LISTED RECORDS:
╔══

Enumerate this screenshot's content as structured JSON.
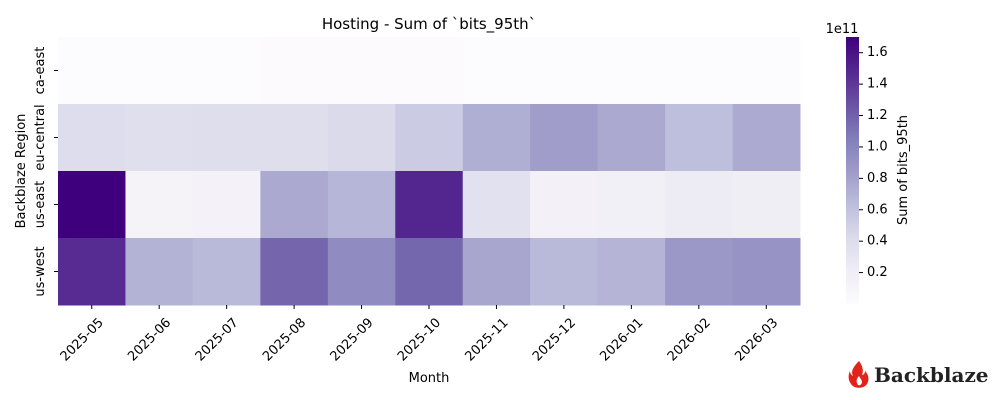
{
  "chart_data": {
    "type": "heatmap",
    "title": "Hosting - Sum of `bits_95th`",
    "xlabel": "Month",
    "ylabel": "Backblaze Region",
    "x": [
      "2025-05",
      "2025-06",
      "2025-07",
      "2025-08",
      "2025-09",
      "2025-10",
      "2025-11",
      "2025-12",
      "2026-01",
      "2026-02",
      "2026-03"
    ],
    "y": [
      "ca-east",
      "eu-central",
      "us-east",
      "us-west"
    ],
    "values": [
      [
        0.3,
        0.3,
        0.4,
        0.8,
        0.8,
        0.8,
        0.6,
        0.6,
        0.6,
        0.6,
        0.6
      ],
      [
        39,
        37,
        38,
        38,
        42,
        53,
        73,
        83,
        76,
        62,
        75
      ],
      [
        170,
        12,
        13,
        76,
        68,
        150,
        35,
        15,
        16,
        23,
        20
      ],
      [
        146,
        70,
        66,
        118,
        95,
        117,
        78,
        66,
        69,
        87,
        90
      ]
    ],
    "value_scale": "1e9",
    "colormap": "Purples",
    "colorbar": {
      "label": "Sum of bits_95th",
      "multiplier": "1e11",
      "ticks": [
        "0.2",
        "0.4",
        "0.6",
        "0.8",
        "1.0",
        "1.2",
        "1.4",
        "1.6"
      ],
      "tick_values": [
        0.2,
        0.4,
        0.6,
        0.8,
        1.0,
        1.2,
        1.4,
        1.6
      ],
      "range": [
        0.0,
        1.7
      ]
    }
  },
  "logo": {
    "text": "Backblaze",
    "icon": "flame-icon",
    "color": "#e2231a"
  }
}
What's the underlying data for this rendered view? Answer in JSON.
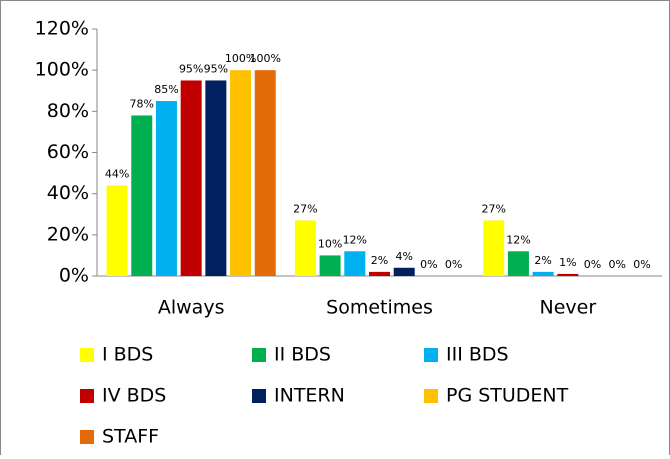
{
  "chart_data": {
    "type": "bar",
    "categories": [
      "Always",
      "Sometimes",
      "Never"
    ],
    "series": [
      {
        "name": "I BDS",
        "color": "#ffff00",
        "values": [
          44,
          27,
          27
        ],
        "value_labels": [
          "44%",
          "27%",
          "27%"
        ]
      },
      {
        "name": "II BDS",
        "color": "#00b050",
        "values": [
          78,
          10,
          12
        ],
        "value_labels": [
          "78%",
          "10%",
          "12%"
        ]
      },
      {
        "name": "III BDS",
        "color": "#00b0f0",
        "values": [
          85,
          12,
          2
        ],
        "value_labels": [
          "85%",
          "12%",
          "2%"
        ]
      },
      {
        "name": "IV BDS",
        "color": "#c00000",
        "values": [
          95,
          2,
          1
        ],
        "value_labels": [
          "95%",
          "2%",
          "1%"
        ]
      },
      {
        "name": "INTERN",
        "color": "#002060",
        "values": [
          95,
          4,
          0
        ],
        "value_labels": [
          "95%",
          "4%",
          "0%"
        ]
      },
      {
        "name": "PG STUDENT",
        "color": "#ffc000",
        "values": [
          100,
          0,
          0
        ],
        "value_labels": [
          "100%",
          "0%",
          "0%"
        ]
      },
      {
        "name": "STAFF",
        "color": "#e36c09",
        "values": [
          100,
          0,
          0
        ],
        "value_labels": [
          "100%",
          "0%",
          "0%"
        ]
      }
    ],
    "ylim": [
      0,
      120
    ],
    "yticks": [
      {
        "value": 0,
        "label": "0%"
      },
      {
        "value": 20,
        "label": "20%"
      },
      {
        "value": 40,
        "label": "40%"
      },
      {
        "value": 60,
        "label": "60%"
      },
      {
        "value": 80,
        "label": "80%"
      },
      {
        "value": 100,
        "label": "100%"
      },
      {
        "value": 120,
        "label": "120%"
      }
    ],
    "grid": false,
    "legend": "bottom"
  }
}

╚══

EXERCISE OBJECTIVE: Reproduce all entries exactly. Pictures do not belong in the copy.

TASK RESPONSE:
Enumerate this screenshot's content as structured JSON.
{
  "chart_data": {
    "type": "heatmap",
    "title": "Hosting - Sum of `bits_95th`",
    "xlabel": "Month",
    "ylabel": "Backblaze Region",
    "x": [
      "2025-05",
      "2025-06",
      "2025-07",
      "2025-08",
      "2025-09",
      "2025-10",
      "2025-11",
      "2025-12",
      "2026-01",
      "2026-02",
      "2026-03"
    ],
    "y": [
      "ca-east",
      "eu-central",
      "us-east",
      "us-west"
    ],
    "values": [
      [
        0.3,
        0.3,
        0.4,
        0.8,
        0.8,
        0.8,
        0.6,
        0.6,
        0.6,
        0.6,
        0.6
      ],
      [
        39,
        37,
        38,
        38,
        42,
        53,
        73,
        83,
        76,
        62,
        75
      ],
      [
        170,
        12,
        13,
        76,
        68,
        150,
        35,
        15,
        16,
        23,
        20
      ],
      [
        146,
        70,
        66,
        118,
        95,
        117,
        78,
        66,
        69,
        87,
        90
      ]
    ],
    "value_scale": "1e9",
    "colormap": "Purples",
    "colorbar": {
      "label": "Sum of bits_95th",
      "multiplier": "1e11",
      "ticks": [
        "0.2",
        "0.4",
        "0.6",
        "0.8",
        "1.0",
        "1.2",
        "1.4",
        "1.6"
      ],
      "tick_values": [
        0.2,
        0.4,
        0.6,
        0.8,
        1.0,
        1.2,
        1.4,
        1.6
      ],
      "range": [
        0.0,
        1.7
      ]
    }
  },
  "logo": {
    "text": "Backblaze",
    "icon": "flame-icon",
    "color": "#e2231a"
  }
}
What's the underlying data for this rendered view? Answer in JSON.
{
  "chart_data": {
    "type": "bar",
    "categories": [
      "Always",
      "Sometimes",
      "Never"
    ],
    "series": [
      {
        "name": "I BDS",
        "color": "#ffff00",
        "values": [
          44,
          27,
          27
        ],
        "value_labels": [
          "44%",
          "27%",
          "27%"
        ]
      },
      {
        "name": "II BDS",
        "color": "#00b050",
        "values": [
          78,
          10,
          12
        ],
        "value_labels": [
          "78%",
          "10%",
          "12%"
        ]
      },
      {
        "name": "III BDS",
        "color": "#00b0f0",
        "values": [
          85,
          12,
          2
        ],
        "value_labels": [
          "85%",
          "12%",
          "2%"
        ]
      },
      {
        "name": "IV BDS",
        "color": "#c00000",
        "values": [
          95,
          2,
          1
        ],
        "value_labels": [
          "95%",
          "2%",
          "1%"
        ]
      },
      {
        "name": "INTERN",
        "color": "#002060",
        "values": [
          95,
          4,
          0
        ],
        "value_labels": [
          "95%",
          "4%",
          "0%"
        ]
      },
      {
        "name": "PG STUDENT",
        "color": "#ffc000",
        "values": [
          100,
          0,
          0
        ],
        "value_labels": [
          "100%",
          "0%",
          "0%"
        ]
      },
      {
        "name": "STAFF",
        "color": "#e36c09",
        "values": [
          100,
          0,
          0
        ],
        "value_labels": [
          "100%",
          "0%",
          "0%"
        ]
      }
    ],
    "ylim": [
      0,
      120
    ],
    "yticks": [
      {
        "value": 0,
        "label": "0%"
      },
      {
        "value": 20,
        "label": "20%"
      },
      {
        "value": 40,
        "label": "40%"
      },
      {
        "value": 60,
        "label": "60%"
      },
      {
        "value": 80,
        "label": "80%"
      },
      {
        "value": 100,
        "label": "100%"
      },
      {
        "value": 120,
        "label": "120%"
      }
    ],
    "grid": false,
    "legend": "bottom"
  }
}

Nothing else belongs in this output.